In the material below, find how many lines contain the string "DCHO". Write only that number.

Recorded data
────

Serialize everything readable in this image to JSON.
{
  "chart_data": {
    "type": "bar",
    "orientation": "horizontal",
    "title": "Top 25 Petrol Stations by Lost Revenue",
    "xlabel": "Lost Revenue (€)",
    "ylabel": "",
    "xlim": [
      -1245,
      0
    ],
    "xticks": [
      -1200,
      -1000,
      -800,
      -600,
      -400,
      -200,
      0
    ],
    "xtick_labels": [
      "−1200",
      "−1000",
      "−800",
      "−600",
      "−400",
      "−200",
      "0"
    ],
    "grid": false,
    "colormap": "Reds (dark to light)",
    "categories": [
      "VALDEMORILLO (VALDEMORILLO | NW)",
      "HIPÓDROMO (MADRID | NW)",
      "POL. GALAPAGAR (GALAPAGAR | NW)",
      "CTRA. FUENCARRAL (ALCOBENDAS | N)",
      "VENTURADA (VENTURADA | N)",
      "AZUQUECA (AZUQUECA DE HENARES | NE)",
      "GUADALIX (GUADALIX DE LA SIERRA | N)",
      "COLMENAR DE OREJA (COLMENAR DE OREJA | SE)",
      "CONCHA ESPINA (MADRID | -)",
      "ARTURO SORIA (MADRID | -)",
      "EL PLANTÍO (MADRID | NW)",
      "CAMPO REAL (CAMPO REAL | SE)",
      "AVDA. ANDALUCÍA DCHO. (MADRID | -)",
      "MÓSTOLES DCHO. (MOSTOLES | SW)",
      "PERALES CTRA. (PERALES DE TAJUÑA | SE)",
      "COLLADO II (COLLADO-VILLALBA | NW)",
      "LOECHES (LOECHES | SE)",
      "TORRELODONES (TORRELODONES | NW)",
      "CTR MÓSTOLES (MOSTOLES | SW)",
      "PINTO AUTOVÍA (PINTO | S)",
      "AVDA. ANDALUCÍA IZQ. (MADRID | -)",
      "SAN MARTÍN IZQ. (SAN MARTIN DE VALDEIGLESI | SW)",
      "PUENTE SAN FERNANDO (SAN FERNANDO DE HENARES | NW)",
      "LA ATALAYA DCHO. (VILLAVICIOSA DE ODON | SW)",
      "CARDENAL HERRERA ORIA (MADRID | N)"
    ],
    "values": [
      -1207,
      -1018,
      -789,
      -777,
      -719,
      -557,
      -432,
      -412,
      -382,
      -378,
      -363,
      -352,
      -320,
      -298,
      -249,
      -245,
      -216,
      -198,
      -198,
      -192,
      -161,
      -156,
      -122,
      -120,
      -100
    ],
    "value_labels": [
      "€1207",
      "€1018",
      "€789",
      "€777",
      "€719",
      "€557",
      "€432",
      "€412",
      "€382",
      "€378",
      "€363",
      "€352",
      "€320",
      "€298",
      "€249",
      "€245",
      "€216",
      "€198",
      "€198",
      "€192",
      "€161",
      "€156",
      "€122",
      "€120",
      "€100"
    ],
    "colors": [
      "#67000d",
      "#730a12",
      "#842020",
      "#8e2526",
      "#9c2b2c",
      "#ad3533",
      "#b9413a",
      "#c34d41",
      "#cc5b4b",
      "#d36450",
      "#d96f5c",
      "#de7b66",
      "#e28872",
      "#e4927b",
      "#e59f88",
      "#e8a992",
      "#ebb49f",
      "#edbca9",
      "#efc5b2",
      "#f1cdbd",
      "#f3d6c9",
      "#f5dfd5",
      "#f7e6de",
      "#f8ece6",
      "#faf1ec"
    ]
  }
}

────

WRITTEN RESPONSE
3